*Objective*:
Where a line contains the word "military", copy that line.

*Provided material*:
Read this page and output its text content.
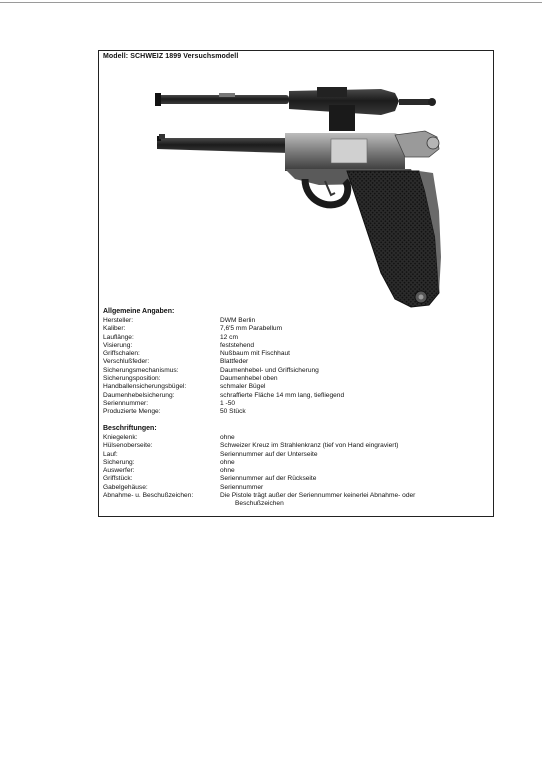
Modell: SCHWEIZ 1899 Versuchsmodell
Allgemeine Angaben:
Hersteller:	DWM Berlin
Kaliber:	7,6'5 mm Parabellum
Lauflänge:	12 cm
Visierung:	feststehend
Griffschalen:	Nußbaum mit Fischhaut
Verschlußfeder:	Blattfeder
Sicherungsmechanismus:	Daumenhebel- und Griffsicherung
Sicherungsposition:	Daumenhebel oben
Handballensicherungsbügel:	schmaler Bügel
Daumenhebelsicherung:	schraffierte Fläche 14 mm lang, tiefliegend
Seriennummer:	1 -50
Produzierte Menge:	50 Stück
Beschriftungen:
Kniegelenk:	ohne
Hülsenoberseite:	Schweizer Kreuz im Strahlenkranz (tief von Hand eingraviert)
Lauf:	Seriennummer auf der Unterseite
Sicherung:	ohne
Auswerfer:	ohne
Griffstück:	Seriennummer auf der Rückseite
Gabelgehäuse:	Seriennummer
Abnahme- u. Beschußzeichen:	Die Pistole trägt außer der Seriennummer keinerlei Abnahme- oder
Beschußzeichen
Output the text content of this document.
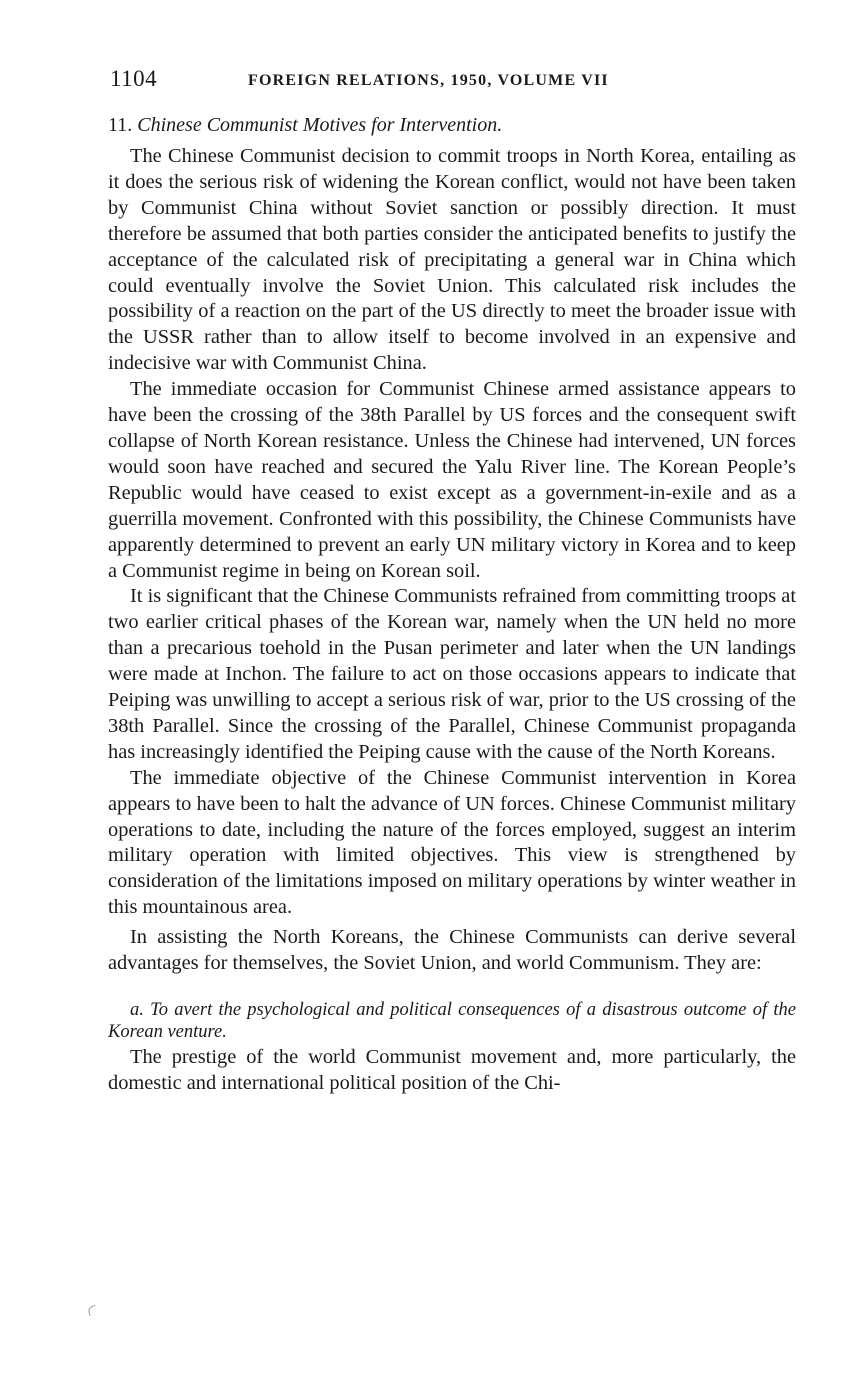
1104	FOREIGN RELATIONS, 1950, VOLUME VII
11. Chinese Communist Motives for Intervention.

The Chinese Communist decision to commit troops in North Korea, entailing as it does the serious risk of widening the Korean conflict, would not have been taken by Communist China without Soviet sanction or possibly direction. It must therefore be assumed that both parties consider the anticipated benefits to justify the acceptance of the calculated risk of precipitating a general war in China which could eventually involve the Soviet Union. This calculated risk includes the possibility of a reaction on the part of the US directly to meet the broader issue with the USSR rather than to allow itself to become involved in an expensive and indecisive war with Communist China.

The immediate occasion for Communist Chinese armed assistance appears to have been the crossing of the 38th Parallel by US forces and the consequent swift collapse of North Korean resistance. Unless the Chinese had intervened, UN forces would soon have reached and secured the Yalu River line. The Korean People’s Republic would have ceased to exist except as a government-in-exile and as a guerrilla movement. Confronted with this possibility, the Chinese Communists have apparently determined to prevent an early UN military victory in Korea and to keep a Communist regime in being on Korean soil.

It is significant that the Chinese Communists refrained from committing troops at two earlier critical phases of the Korean war, namely when the UN held no more than a precarious toehold in the Pusan perimeter and later when the UN landings were made at Inchon. The failure to act on those occasions appears to indicate that Peiping was unwilling to accept a serious risk of war, prior to the US crossing of the 38th Parallel. Since the crossing of the Parallel, Chinese Communist propaganda has increasingly identified the Peiping cause with the cause of the North Koreans.

The immediate objective of the Chinese Communist intervention in Korea appears to have been to halt the advance of UN forces. Chinese Communist military operations to date, including the nature of the forces employed, suggest an interim military operation with limited objectives. This view is strengthened by consideration of the limitations imposed on military operations by winter weather in this mountainous area.

In assisting the North Koreans, the Chinese Communists can derive several advantages for themselves, the Soviet Union, and world Communism. They are:

a. To avert the psychological and political consequences of a disastrous outcome of the Korean venture.

The prestige of the world Communist movement and, more particularly, the domestic and international political position of the Chi-
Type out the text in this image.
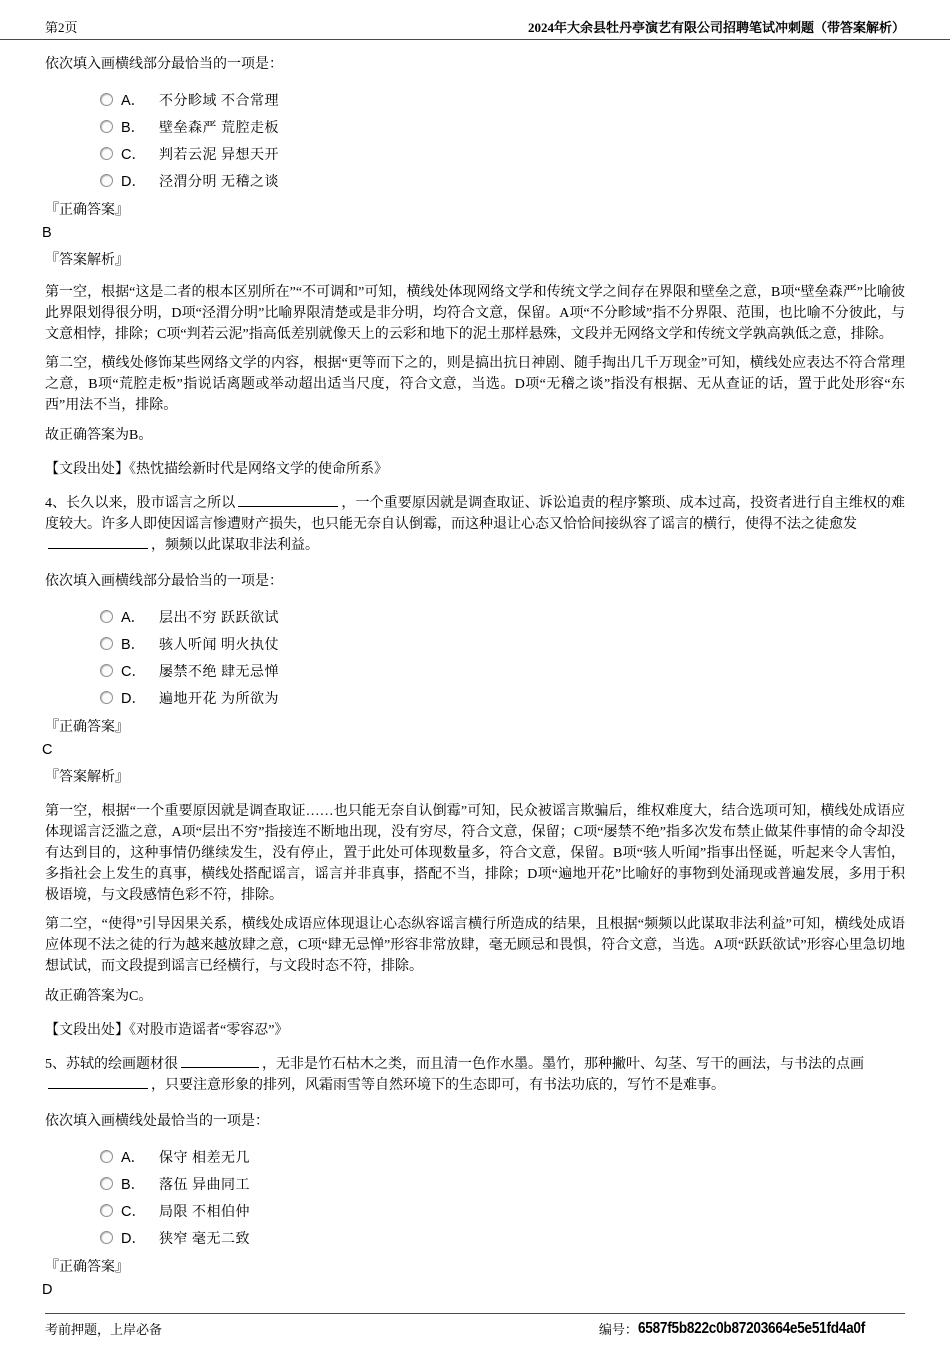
第2页	2024年大余县牡丹亭演艺有限公司招聘笔试冲刺题（带答案解析）

依次填入画横线部分最恰当的一项是：

A． 不分畛域 不合常理
B． 壁垒森严 荒腔走板
C． 判若云泥 异想天开
D． 泾渭分明 无稽之谈

『正确答案』

B

『答案解析』

第一空，根据“这是二者的根本区别所在”“不可调和”可知，横线处体现网络文学和传统文学之间存在界限和壁垒之意，B项“壁垒森严”比喻彼此界限划得很分明，D项“泾渭分明”比喻界限清楚或是非分明，均符合文意，保留。A项“不分畛域”指不分界限、范围，也比喻不分彼此，与文意相悖，排除；C项“判若云泥”指高低差别就像天上的云彩和地下的泥土那样悬殊，文段并无网络文学和传统文学孰高孰低之意，排除。

第二空，横线处修饰某些网络文学的内容，根据“更等而下之的，则是搞出抗日神剧、随手掏出几千万现金”可知，横线处应表达不符合常理之意，B项“荒腔走板”指说话离题或举动超出适当尺度，符合文意，当选。D项“无稽之谈”指没有根据、无从查证的话，置于此处形容“东西”用法不当，排除。

故正确答案为B。

【文段出处】《热忱描绘新时代是网络文学的使命所系》

4、长久以来，股市谣言之所以	，一个重要原因就是调查取证、诉讼追责的程序繁琐、成本过高，投资者进行自主维权的难度较大。许多人即使因谣言惨遭财产损失，也只能无奈自认倒霉，而这种退让心态又恰恰间接纵容了谣言的横行，使得不法之徒愈发
，频频以此谋取非法利益。

依次填入画横线部分最恰当的一项是：

A． 层出不穷 跃跃欲试
B． 骇人听闻 明火执仗
C． 屡禁不绝 肆无忌惮
D． 遍地开花 为所欲为

『正确答案』

C

『答案解析』

第一空，根据“一个重要原因就是调查取证……也只能无奈自认倒霉”可知，民众被谣言欺骗后，维权难度大，结合选项可知，横线处成语应体现谣言泛滥之意，A项“层出不穷”指接连不断地出现，没有穷尽，符合文意，保留；C项“屡禁不绝”指多次发布禁止做某件事情的命令却没有达到目的，这种事情仍继续发生，没有停止，置于此处可体现数量多，符合文意，保留。B项“骇人听闻”指事出怪诞，听起来令人害怕，多指社会上发生的真事，横线处搭配谣言，谣言并非真事，搭配不当，排除；D项“遍地开花”比喻好的事物到处涌现或普遍发展，多用于积极语境，与文段感情色彩不符，排除。

第二空，“使得”引导因果关系，横线处成语应体现退让心态纵容谣言横行所造成的结果，且根据“频频以此谋取非法利益”可知，横线处成语应体现不法之徒的行为越来越放肆之意，C项“肆无忌惮”形容非常放肆，毫无顾忌和畏惧，符合文意，当选。A项“跃跃欲试”形容心里急切地想试试，而文段提到谣言已经横行，与文段时态不符，排除。

故正确答案为C。

【文段出处】《对股市造谣者“零容忍”》

5、苏轼的绘画题材很	，无非是竹石枯木之类，而且清一色作水墨。墨竹，那种撇叶、勾茎、写干的画法，与书法的点画
，只要注意形象的排列，风霜雨雪等自然环境下的生态即可，有书法功底的，写竹不是难事。

依次填入画横线处最恰当的一项是：

A． 保守 相差无几
B． 落伍 异曲同工
C． 局限 不相伯仲
D． 狭窄 毫无二致

『正确答案』

D

考前押题，上岸必备	编号： 6587f5b822c0b87203664e5e51fd4a0f
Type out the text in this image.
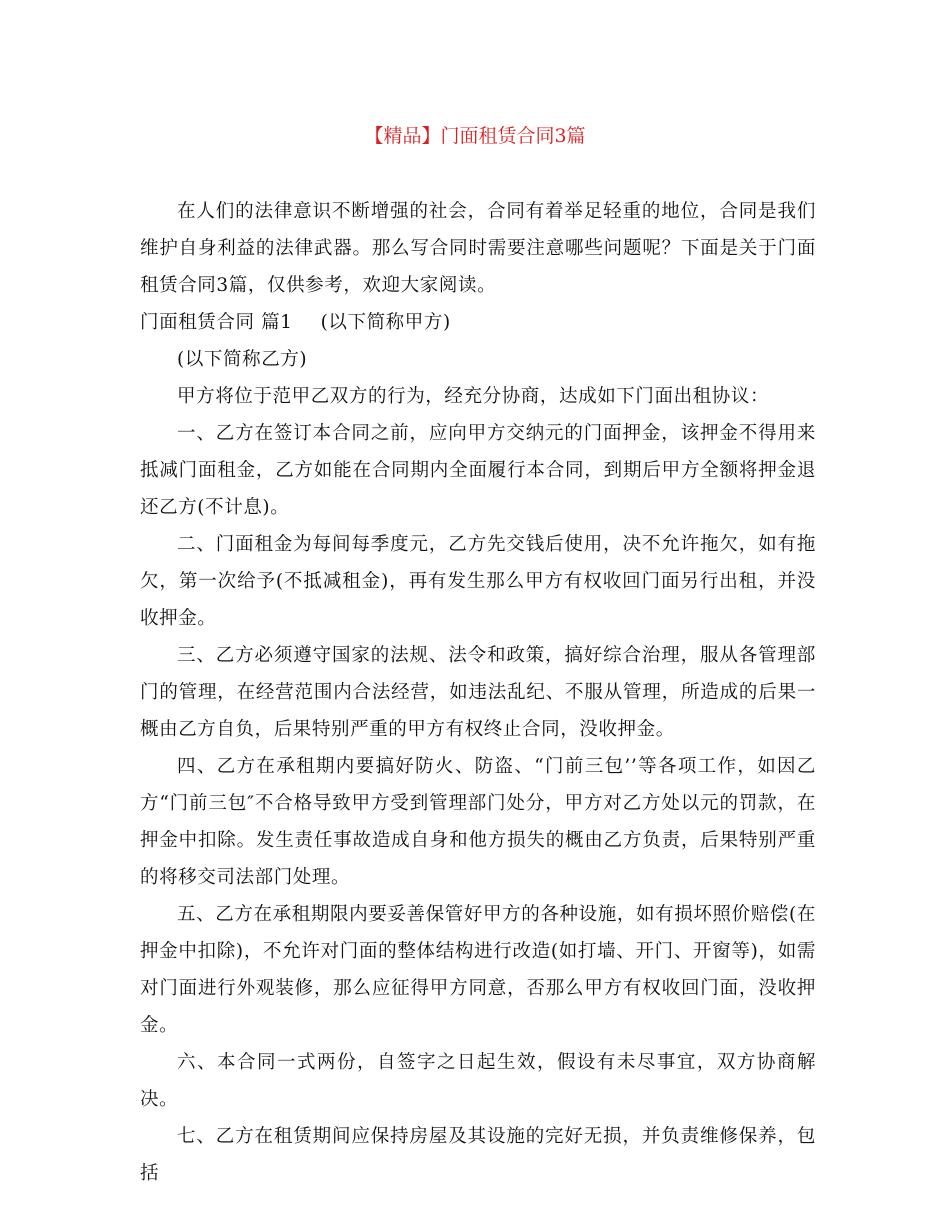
【精品】门面租赁合同3篇

在人们的法律意识不断增强的社会，合同有着举足轻重的地位，合同是我们维护自身利益的法律武器。那么写合同时需要注意哪些问题呢？下面是关于门面租赁合同3篇，仅供参考，欢迎大家阅读。

门面租赁合同 篇1 (以下简称甲方)

(以下简称乙方)

甲方将位于范甲乙双方的行为，经充分协商，达成如下门面出租协议：

一、乙方在签订本合同之前，应向甲方交纳元的门面押金，该押金不得用来抵减门面租金，乙方如能在合同期内全面履行本合同，到期后甲方全额将押金退还乙方(不计息)。

二、门面租金为每间每季度元，乙方先交钱后使用，决不允许拖欠，如有拖欠，第一次给予(不抵减租金)，再有发生那么甲方有权收回门面另行出租，并没收押金。

三、乙方必须遵守国家的法规、法令和政策，搞好综合治理，服从各管理部门的管理，在经营范围内合法经营，如违法乱纪、不服从管理，所造成的后果一概由乙方自负，后果特别严重的甲方有权终止合同，没收押金。

四、乙方在承租期内要搞好防火、防盗、“门前三包’’等各项工作，如因乙方“门前三包″不合格导致甲方受到管理部门处分，甲方对乙方处以元的罚款，在押金中扣除。发生责任事故造成自身和他方损失的概由乙方负责，后果特别严重的将移交司法部门处理。

五、乙方在承租期限内要妥善保管好甲方的各种设施，如有损坏照价赔偿(在押金中扣除)，不允许对门面的整体结构进行改造(如打墙、开门、开窗等)，如需对门面进行外观装修，那么应征得甲方同意，否那么甲方有权收回门面，没收押金。

六、本合同一式两份，自签字之日起生效，假设有未尽事宜，双方协商解决。

七、乙方在租赁期间应保持房屋及其设施的完好无损，并负责维修保养，包括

*Problem solution*:
The immediate occasion for Communist Chinese armed assistance appears to have been the crossing of the 38th Parallel by US forces and the consequent swift collapse of North Korean resistance. Unless the Chinese had intervened, UN forces would soon have reached and secured the Yalu River line. The Korean People’s Republic would have ceased to exist except as a government-in-exile and as a guerrilla movement. Confronted with this possibility, the Chinese Communists have apparently determined to prevent an early UN military victory in Korea and to keep a Communist regime in being on Korean soil.
The immediate objective of the Chinese Communist intervention in Korea appears to have been to halt the advance of UN forces. Chinese Communist military operations to date, including the nature of the forces employed, suggest an interim military operation with limited objectives. This view is strengthened by consideration of the limitations imposed on military operations by winter weather in this mountainous area.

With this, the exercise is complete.